**STATED EXERCISE:** Return the records word for word. Any pictures in them are not part of the copy.

**INPUT DATA:**
════════

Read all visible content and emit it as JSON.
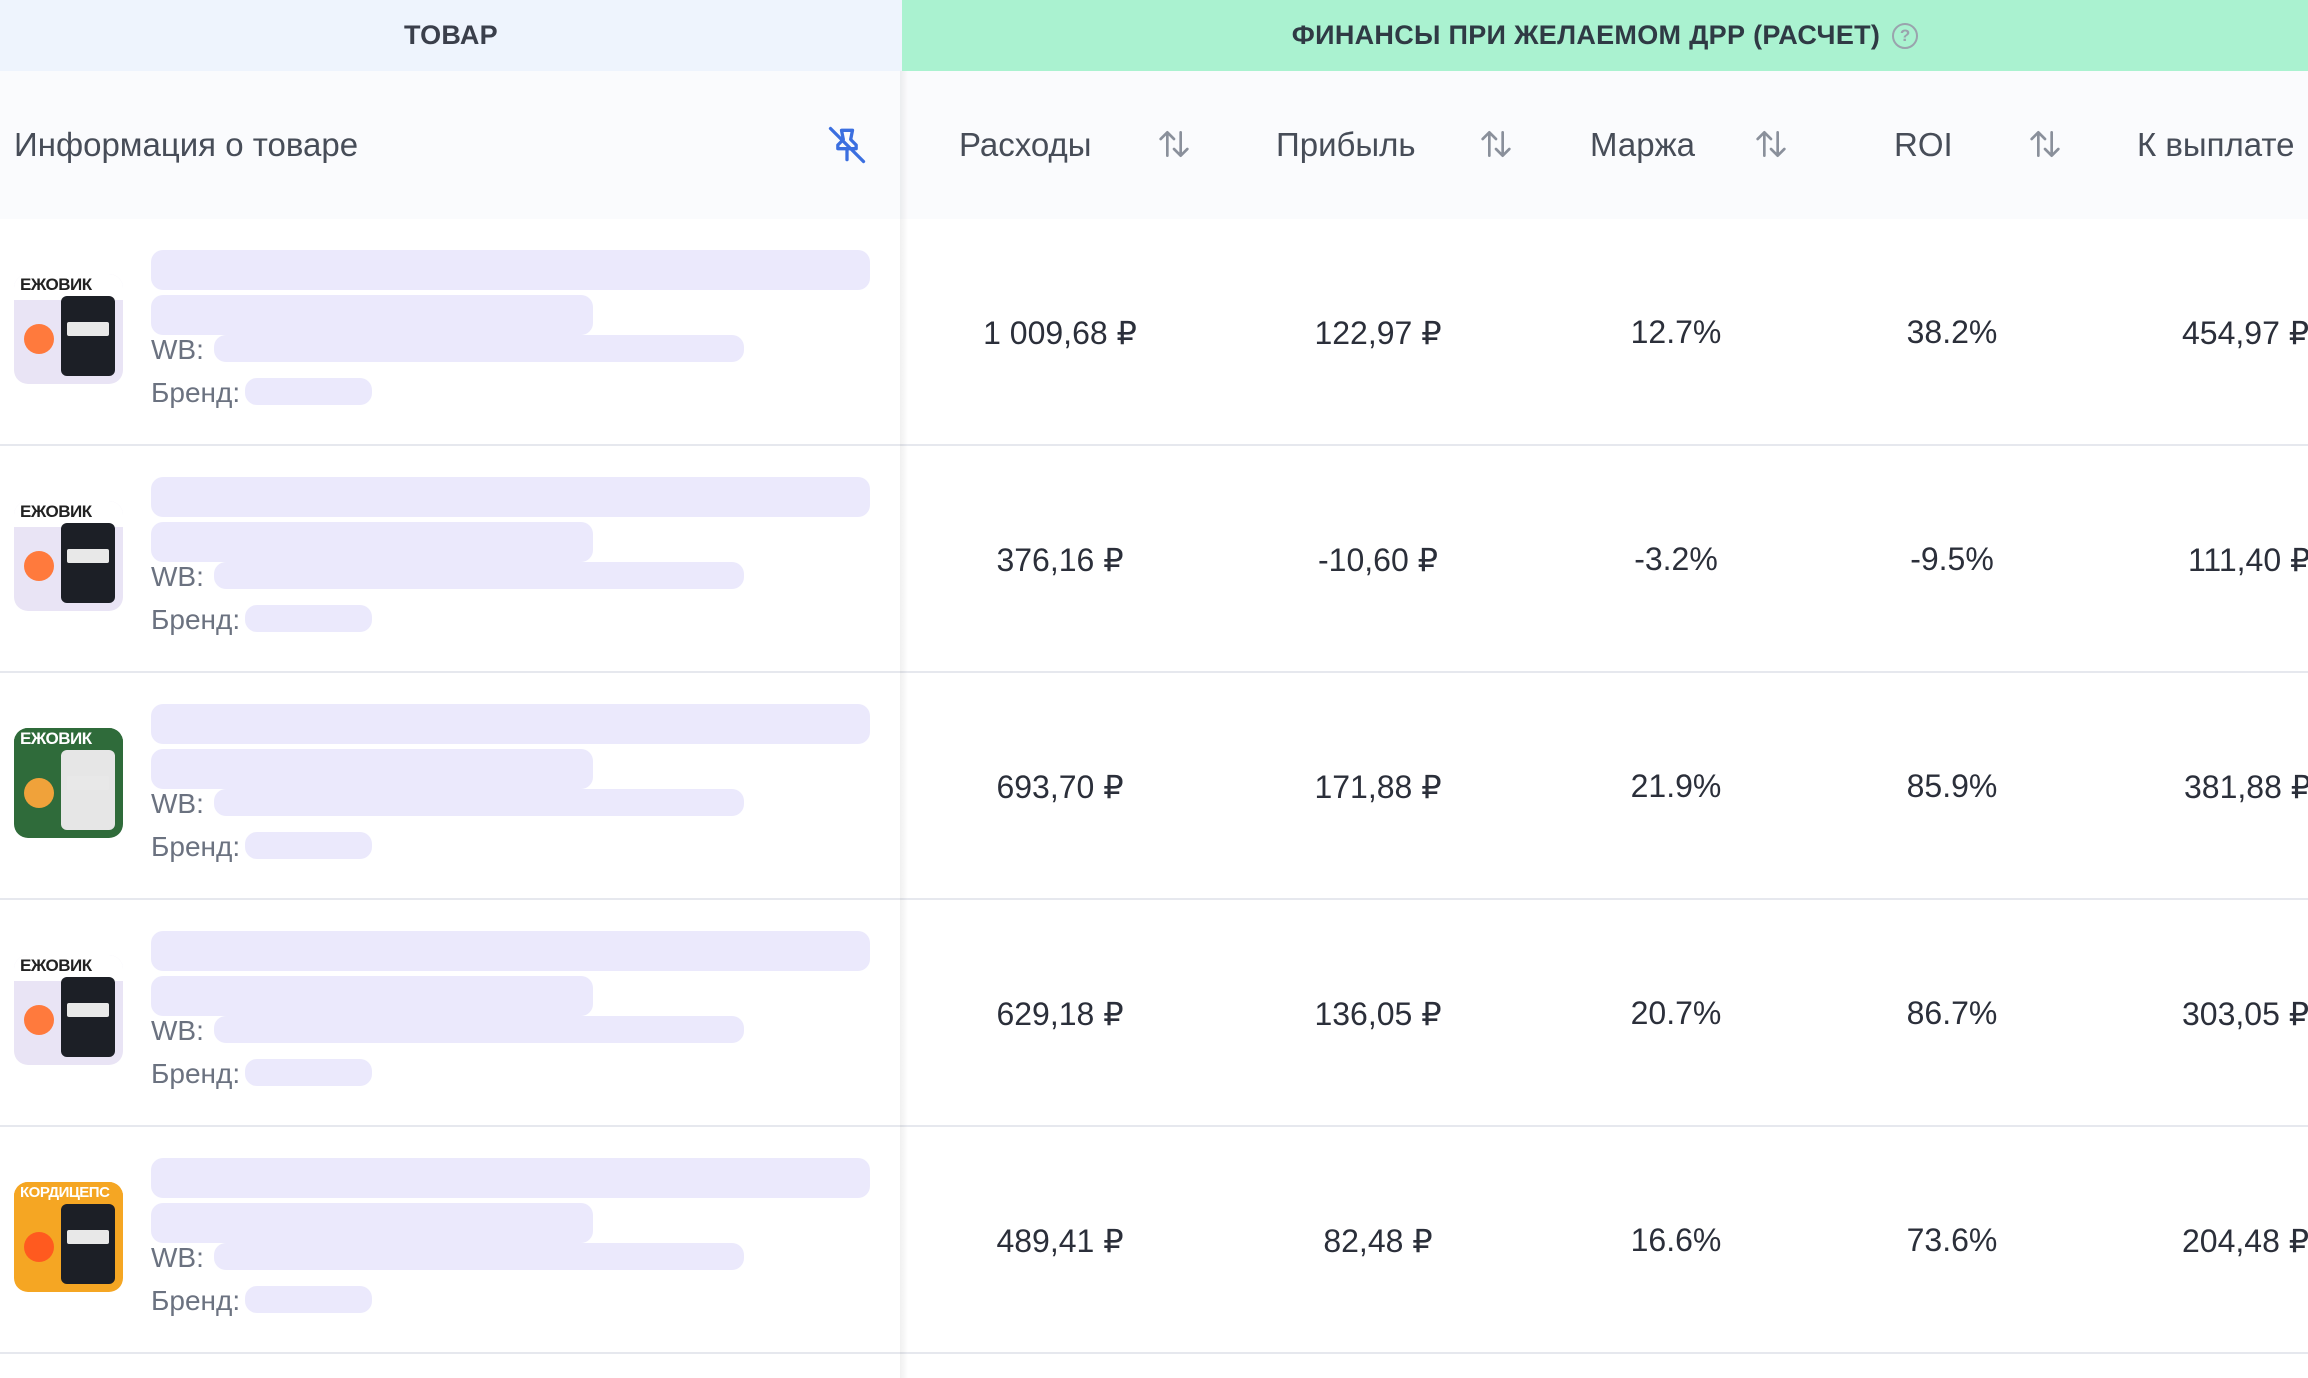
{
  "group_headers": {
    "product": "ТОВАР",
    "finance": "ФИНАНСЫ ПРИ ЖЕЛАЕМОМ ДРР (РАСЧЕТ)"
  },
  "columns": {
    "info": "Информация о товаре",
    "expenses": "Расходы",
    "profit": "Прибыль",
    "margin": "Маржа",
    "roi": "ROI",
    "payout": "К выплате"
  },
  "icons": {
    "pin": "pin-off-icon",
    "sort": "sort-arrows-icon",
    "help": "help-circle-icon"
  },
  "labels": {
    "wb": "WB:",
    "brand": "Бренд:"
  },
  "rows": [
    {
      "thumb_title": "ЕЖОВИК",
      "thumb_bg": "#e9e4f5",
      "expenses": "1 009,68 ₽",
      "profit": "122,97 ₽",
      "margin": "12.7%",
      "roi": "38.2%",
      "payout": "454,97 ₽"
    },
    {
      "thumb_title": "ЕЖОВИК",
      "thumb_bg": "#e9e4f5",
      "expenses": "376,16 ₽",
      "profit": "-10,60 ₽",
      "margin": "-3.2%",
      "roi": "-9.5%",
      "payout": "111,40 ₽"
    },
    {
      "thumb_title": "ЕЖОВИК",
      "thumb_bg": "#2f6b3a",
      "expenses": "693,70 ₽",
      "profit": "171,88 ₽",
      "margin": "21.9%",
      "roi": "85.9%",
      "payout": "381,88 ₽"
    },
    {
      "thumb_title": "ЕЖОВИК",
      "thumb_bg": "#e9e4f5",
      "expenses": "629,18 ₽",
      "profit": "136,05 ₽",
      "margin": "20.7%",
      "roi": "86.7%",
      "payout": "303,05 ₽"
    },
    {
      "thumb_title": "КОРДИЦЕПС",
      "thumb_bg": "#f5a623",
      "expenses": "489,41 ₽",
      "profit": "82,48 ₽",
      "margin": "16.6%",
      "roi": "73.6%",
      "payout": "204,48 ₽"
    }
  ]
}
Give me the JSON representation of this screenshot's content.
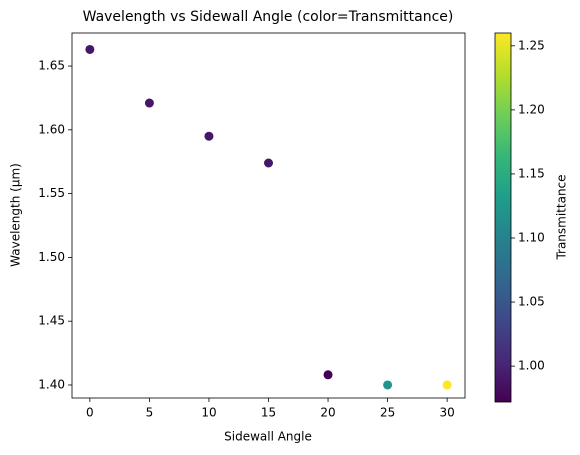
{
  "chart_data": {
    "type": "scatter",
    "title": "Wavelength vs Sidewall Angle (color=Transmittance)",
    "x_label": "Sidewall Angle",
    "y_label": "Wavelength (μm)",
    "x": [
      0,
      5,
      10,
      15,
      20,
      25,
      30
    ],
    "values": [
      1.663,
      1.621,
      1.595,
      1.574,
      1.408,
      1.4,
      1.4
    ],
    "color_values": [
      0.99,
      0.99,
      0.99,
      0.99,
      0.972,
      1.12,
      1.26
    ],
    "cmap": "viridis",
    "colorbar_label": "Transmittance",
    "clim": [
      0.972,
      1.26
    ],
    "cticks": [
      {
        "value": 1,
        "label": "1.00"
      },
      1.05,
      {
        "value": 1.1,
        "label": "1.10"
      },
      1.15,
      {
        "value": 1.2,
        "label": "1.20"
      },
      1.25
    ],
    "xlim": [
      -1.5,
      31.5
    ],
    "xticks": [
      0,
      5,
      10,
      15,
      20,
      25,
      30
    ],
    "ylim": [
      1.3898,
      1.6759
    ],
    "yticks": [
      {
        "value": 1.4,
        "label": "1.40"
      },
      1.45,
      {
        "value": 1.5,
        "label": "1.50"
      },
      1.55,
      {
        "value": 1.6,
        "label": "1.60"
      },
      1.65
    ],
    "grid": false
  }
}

════════

**SOLUTION TO THIS PROBLEM:**
Read all visible content and emit it as JSON.
{
  "group_headers": {
    "product": "ТОВАР",
    "finance": "ФИНАНСЫ ПРИ ЖЕЛАЕМОМ ДРР (РАСЧЕТ)"
  },
  "columns": {
    "info": "Информация о товаре",
    "expenses": "Расходы",
    "profit": "Прибыль",
    "margin": "Маржа",
    "roi": "ROI",
    "payout": "К выплате"
  },
  "icons": {
    "pin": "pin-off-icon",
    "sort": "sort-arrows-icon",
    "help": "help-circle-icon"
  },
  "labels": {
    "wb": "WB:",
    "brand": "Бренд:"
  },
  "rows": [
    {
      "thumb_title": "ЕЖОВИК",
      "thumb_bg": "#e9e4f5",
      "expenses": "1 009,68 ₽",
      "profit": "122,97 ₽",
      "margin": "12.7%",
      "roi": "38.2%",
      "payout": "454,97 ₽"
    },
    {
      "thumb_title": "ЕЖОВИК",
      "thumb_bg": "#e9e4f5",
      "expenses": "376,16 ₽",
      "profit": "-10,60 ₽",
      "margin": "-3.2%",
      "roi": "-9.5%",
      "payout": "111,40 ₽"
    },
    {
      "thumb_title": "ЕЖОВИК",
      "thumb_bg": "#2f6b3a",
      "expenses": "693,70 ₽",
      "profit": "171,88 ₽",
      "margin": "21.9%",
      "roi": "85.9%",
      "payout": "381,88 ₽"
    },
    {
      "thumb_title": "ЕЖОВИК",
      "thumb_bg": "#e9e4f5",
      "expenses": "629,18 ₽",
      "profit": "136,05 ₽",
      "margin": "20.7%",
      "roi": "86.7%",
      "payout": "303,05 ₽"
    },
    {
      "thumb_title": "КОРДИЦЕПС",
      "thumb_bg": "#f5a623",
      "expenses": "489,41 ₽",
      "profit": "82,48 ₽",
      "margin": "16.6%",
      "roi": "73.6%",
      "payout": "204,48 ₽"
    }
  ]
}
Give me the JSON representation of this screenshot's content.
{
  "chart_data": {
    "type": "scatter",
    "title": "Wavelength vs Sidewall Angle (color=Transmittance)",
    "x_label": "Sidewall Angle",
    "y_label": "Wavelength (μm)",
    "x": [
      0,
      5,
      10,
      15,
      20,
      25,
      30
    ],
    "values": [
      1.663,
      1.621,
      1.595,
      1.574,
      1.408,
      1.4,
      1.4
    ],
    "color_values": [
      0.99,
      0.99,
      0.99,
      0.99,
      0.972,
      1.12,
      1.26
    ],
    "cmap": "viridis",
    "colorbar_label": "Transmittance",
    "clim": [
      0.972,
      1.26
    ],
    "cticks": [
      {
        "value": 1,
        "label": "1.00"
      },
      1.05,
      {
        "value": 1.1,
        "label": "1.10"
      },
      1.15,
      {
        "value": 1.2,
        "label": "1.20"
      },
      1.25
    ],
    "xlim": [
      -1.5,
      31.5
    ],
    "xticks": [
      0,
      5,
      10,
      15,
      20,
      25,
      30
    ],
    "ylim": [
      1.3898,
      1.6759
    ],
    "yticks": [
      {
        "value": 1.4,
        "label": "1.40"
      },
      1.45,
      {
        "value": 1.5,
        "label": "1.50"
      },
      1.55,
      {
        "value": 1.6,
        "label": "1.60"
      },
      1.65
    ],
    "grid": false
  }
}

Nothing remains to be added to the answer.